- _SET EXERCISE_: Every line in the listing is to be echoed verbatim.

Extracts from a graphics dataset
================

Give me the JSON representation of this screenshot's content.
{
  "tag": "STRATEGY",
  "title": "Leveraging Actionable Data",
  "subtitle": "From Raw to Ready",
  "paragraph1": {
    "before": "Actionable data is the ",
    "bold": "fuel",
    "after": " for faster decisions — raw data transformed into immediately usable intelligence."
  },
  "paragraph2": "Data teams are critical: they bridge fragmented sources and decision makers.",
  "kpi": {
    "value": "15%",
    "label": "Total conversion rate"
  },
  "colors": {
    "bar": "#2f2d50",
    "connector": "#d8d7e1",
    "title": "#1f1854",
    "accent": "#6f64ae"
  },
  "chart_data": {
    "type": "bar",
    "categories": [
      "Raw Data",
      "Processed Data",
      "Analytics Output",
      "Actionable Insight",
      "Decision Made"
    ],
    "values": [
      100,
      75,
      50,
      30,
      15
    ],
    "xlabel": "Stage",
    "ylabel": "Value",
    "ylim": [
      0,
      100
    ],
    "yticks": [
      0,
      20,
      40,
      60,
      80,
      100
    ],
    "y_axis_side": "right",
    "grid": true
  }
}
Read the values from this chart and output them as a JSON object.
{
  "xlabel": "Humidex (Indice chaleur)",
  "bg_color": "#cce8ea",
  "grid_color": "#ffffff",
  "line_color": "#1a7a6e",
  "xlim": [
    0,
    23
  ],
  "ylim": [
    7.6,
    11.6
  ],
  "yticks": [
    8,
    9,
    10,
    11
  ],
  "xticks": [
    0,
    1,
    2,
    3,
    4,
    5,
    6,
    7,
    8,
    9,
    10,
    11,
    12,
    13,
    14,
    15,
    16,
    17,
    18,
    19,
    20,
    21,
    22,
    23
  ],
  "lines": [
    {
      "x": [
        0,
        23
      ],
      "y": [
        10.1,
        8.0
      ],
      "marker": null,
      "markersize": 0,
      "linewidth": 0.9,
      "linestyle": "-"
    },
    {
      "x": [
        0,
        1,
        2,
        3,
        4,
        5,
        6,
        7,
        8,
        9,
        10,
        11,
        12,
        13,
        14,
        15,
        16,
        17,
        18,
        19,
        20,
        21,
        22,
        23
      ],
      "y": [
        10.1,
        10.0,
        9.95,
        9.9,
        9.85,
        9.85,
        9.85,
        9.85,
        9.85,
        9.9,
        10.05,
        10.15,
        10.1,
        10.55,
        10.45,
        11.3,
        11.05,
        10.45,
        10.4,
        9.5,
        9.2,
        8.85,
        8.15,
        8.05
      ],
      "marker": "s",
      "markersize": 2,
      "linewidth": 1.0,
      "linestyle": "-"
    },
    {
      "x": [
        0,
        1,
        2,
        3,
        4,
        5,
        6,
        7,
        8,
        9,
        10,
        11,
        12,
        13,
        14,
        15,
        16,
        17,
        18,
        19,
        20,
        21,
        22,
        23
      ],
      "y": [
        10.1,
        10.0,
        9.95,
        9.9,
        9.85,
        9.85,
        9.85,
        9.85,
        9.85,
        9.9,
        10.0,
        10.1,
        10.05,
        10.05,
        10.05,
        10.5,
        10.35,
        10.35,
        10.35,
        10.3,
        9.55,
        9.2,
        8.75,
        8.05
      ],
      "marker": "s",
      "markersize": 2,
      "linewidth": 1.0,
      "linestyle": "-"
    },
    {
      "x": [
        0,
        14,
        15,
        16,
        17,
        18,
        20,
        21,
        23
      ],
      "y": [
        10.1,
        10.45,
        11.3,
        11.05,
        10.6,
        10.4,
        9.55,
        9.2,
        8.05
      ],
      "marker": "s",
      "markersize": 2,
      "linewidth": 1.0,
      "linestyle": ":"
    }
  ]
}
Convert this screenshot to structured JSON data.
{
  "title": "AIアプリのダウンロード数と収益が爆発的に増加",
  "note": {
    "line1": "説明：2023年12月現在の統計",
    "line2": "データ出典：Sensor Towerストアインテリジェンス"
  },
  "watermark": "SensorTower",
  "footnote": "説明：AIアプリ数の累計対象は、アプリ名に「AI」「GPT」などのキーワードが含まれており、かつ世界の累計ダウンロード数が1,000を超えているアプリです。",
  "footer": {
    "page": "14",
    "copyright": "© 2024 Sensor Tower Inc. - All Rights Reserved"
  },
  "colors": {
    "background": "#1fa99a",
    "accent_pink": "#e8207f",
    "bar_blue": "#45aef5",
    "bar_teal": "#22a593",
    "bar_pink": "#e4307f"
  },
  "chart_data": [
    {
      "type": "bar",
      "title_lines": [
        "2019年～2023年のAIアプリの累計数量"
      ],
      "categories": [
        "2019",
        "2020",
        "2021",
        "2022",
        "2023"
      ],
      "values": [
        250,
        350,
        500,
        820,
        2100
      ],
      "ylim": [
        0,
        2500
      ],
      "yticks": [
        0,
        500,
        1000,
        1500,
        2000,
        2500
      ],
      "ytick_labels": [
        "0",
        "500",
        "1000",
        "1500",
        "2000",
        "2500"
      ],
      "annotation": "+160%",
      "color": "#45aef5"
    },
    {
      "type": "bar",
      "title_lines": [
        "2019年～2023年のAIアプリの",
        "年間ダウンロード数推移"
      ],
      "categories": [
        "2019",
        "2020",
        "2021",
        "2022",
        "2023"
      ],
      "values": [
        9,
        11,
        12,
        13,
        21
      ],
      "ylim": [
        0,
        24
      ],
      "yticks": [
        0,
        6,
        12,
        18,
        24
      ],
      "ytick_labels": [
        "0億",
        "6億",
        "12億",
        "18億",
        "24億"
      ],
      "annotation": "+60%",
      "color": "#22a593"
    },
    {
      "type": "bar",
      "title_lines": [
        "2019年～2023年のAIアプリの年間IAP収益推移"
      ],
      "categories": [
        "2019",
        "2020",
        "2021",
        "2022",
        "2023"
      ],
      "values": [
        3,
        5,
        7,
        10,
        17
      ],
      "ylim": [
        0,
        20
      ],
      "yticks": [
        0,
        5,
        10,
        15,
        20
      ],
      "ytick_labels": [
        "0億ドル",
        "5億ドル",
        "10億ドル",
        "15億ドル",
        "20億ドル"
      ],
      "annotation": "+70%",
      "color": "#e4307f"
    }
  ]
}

================

- _SOLVED PROBLEM_:
Give me the JSON representation of this screenshot's content.
{
  "tag": "STRATEGY",
  "title": "Leveraging Actionable Data",
  "subtitle": "From Raw to Ready",
  "paragraph1": {
    "before": "Actionable data is the ",
    "bold": "fuel",
    "after": " for faster decisions — raw data transformed into immediately usable intelligence."
  },
  "paragraph2": "Data teams are critical: they bridge fragmented sources and decision makers.",
  "kpi": {
    "value": "15%",
    "label": "Total conversion rate"
  },
  "colors": {
    "bar": "#2f2d50",
    "connector": "#d8d7e1",
    "title": "#1f1854",
    "accent": "#6f64ae"
  },
  "chart_data": {
    "type": "bar",
    "categories": [
      "Raw Data",
      "Processed Data",
      "Analytics Output",
      "Actionable Insight",
      "Decision Made"
    ],
    "values": [
      100,
      75,
      50,
      30,
      15
    ],
    "xlabel": "Stage",
    "ylabel": "Value",
    "ylim": [
      0,
      100
    ],
    "yticks": [
      0,
      20,
      40,
      60,
      80,
      100
    ],
    "y_axis_side": "right",
    "grid": true
  }
}
Read the values from this chart and output them as a JSON object.
{
  "xlabel": "Humidex (Indice chaleur)",
  "bg_color": "#cce8ea",
  "grid_color": "#ffffff",
  "line_color": "#1a7a6e",
  "xlim": [
    0,
    23
  ],
  "ylim": [
    7.6,
    11.6
  ],
  "yticks": [
    8,
    9,
    10,
    11
  ],
  "xticks": [
    0,
    1,
    2,
    3,
    4,
    5,
    6,
    7,
    8,
    9,
    10,
    11,
    12,
    13,
    14,
    15,
    16,
    17,
    18,
    19,
    20,
    21,
    22,
    23
  ],
  "lines": [
    {
      "x": [
        0,
        23
      ],
      "y": [
        10.1,
        8.0
      ],
      "marker": null,
      "markersize": 0,
      "linewidth": 0.9,
      "linestyle": "-"
    },
    {
      "x": [
        0,
        1,
        2,
        3,
        4,
        5,
        6,
        7,
        8,
        9,
        10,
        11,
        12,
        13,
        14,
        15,
        16,
        17,
        18,
        19,
        20,
        21,
        22,
        23
      ],
      "y": [
        10.1,
        10.0,
        9.95,
        9.9,
        9.85,
        9.85,
        9.85,
        9.85,
        9.85,
        9.9,
        10.05,
        10.15,
        10.1,
        10.55,
        10.45,
        11.3,
        11.05,
        10.45,
        10.4,
        9.5,
        9.2,
        8.85,
        8.15,
        8.05
      ],
      "marker": "s",
      "markersize": 2,
      "linewidth": 1.0,
      "linestyle": "-"
    },
    {
      "x": [
        0,
        1,
        2,
        3,
        4,
        5,
        6,
        7,
        8,
        9,
        10,
        11,
        12,
        13,
        14,
        15,
        16,
        17,
        18,
        19,
        20,
        21,
        22,
        23
      ],
      "y": [
        10.1,
        10.0,
        9.95,
        9.9,
        9.85,
        9.85,
        9.85,
        9.85,
        9.85,
        9.9,
        10.0,
        10.1,
        10.05,
        10.05,
        10.05,
        10.5,
        10.35,
        10.35,
        10.35,
        10.3,
        9.55,
        9.2,
        8.75,
        8.05
      ],
      "marker": "s",
      "markersize": 2,
      "linewidth": 1.0,
      "linestyle": "-"
    },
    {
      "x": [
        0,
        14,
        15,
        16,
        17,
        18,
        20,
        21,
        23
      ],
      "y": [
        10.1,
        10.45,
        11.3,
        11.05,
        10.6,
        10.4,
        9.55,
        9.2,
        8.05
      ],
      "marker": "s",
      "markersize": 2,
      "linewidth": 1.0,
      "linestyle": ":"
    }
  ]
}
Convert this screenshot to structured JSON data.
{
  "title": "AIアプリのダウンロード数と収益が爆発的に増加",
  "note": {
    "line1": "説明：2023年12月現在の統計",
    "line2": "データ出典：Sensor Towerストアインテリジェンス"
  },
  "watermark": "SensorTower",
  "footnote": "説明：AIアプリ数の累計対象は、アプリ名に「AI」「GPT」などのキーワードが含まれており、かつ世界の累計ダウンロード数が1,000を超えているアプリです。",
  "footer": {
    "page": "14",
    "copyright": "© 2024 Sensor Tower Inc. - All Rights Reserved"
  },
  "colors": {
    "background": "#1fa99a",
    "accent_pink": "#e8207f",
    "bar_blue": "#45aef5",
    "bar_teal": "#22a593",
    "bar_pink": "#e4307f"
  },
  "chart_data": [
    {
      "type": "bar",
      "title_lines": [
        "2019年～2023年のAIアプリの累計数量"
      ],
      "categories": [
        "2019",
        "2020",
        "2021",
        "2022",
        "2023"
      ],
      "values": [
        250,
        350,
        500,
        820,
        2100
      ],
      "ylim": [
        0,
        2500
      ],
      "yticks": [
        0,
        500,
        1000,
        1500,
        2000,
        2500
      ],
      "ytick_labels": [
        "0",
        "500",
        "1000",
        "1500",
        "2000",
        "2500"
      ],
      "annotation": "+160%",
      "color": "#45aef5"
    },
    {
      "type": "bar",
      "title_lines": [
        "2019年～2023年のAIアプリの",
        "年間ダウンロード数推移"
      ],
      "categories": [
        "2019",
        "2020",
        "2021",
        "2022",
        "2023"
      ],
      "values": [
        9,
        11,
        12,
        13,
        21
      ],
      "ylim": [
        0,
        24
      ],
      "yticks": [
        0,
        6,
        12,
        18,
        24
      ],
      "ytick_labels": [
        "0億",
        "6億",
        "12億",
        "18億",
        "24億"
      ],
      "annotation": "+60%",
      "color": "#22a593"
    },
    {
      "type": "bar",
      "title_lines": [
        "2019年～2023年のAIアプリの年間IAP収益推移"
      ],
      "categories": [
        "2019",
        "2020",
        "2021",
        "2022",
        "2023"
      ],
      "values": [
        3,
        5,
        7,
        10,
        17
      ],
      "ylim": [
        0,
        20
      ],
      "yticks": [
        0,
        5,
        10,
        15,
        20
      ],
      "ytick_labels": [
        "0億ドル",
        "5億ドル",
        "10億ドル",
        "15億ドル",
        "20億ドル"
      ],
      "annotation": "+70%",
      "color": "#e4307f"
    }
  ]
}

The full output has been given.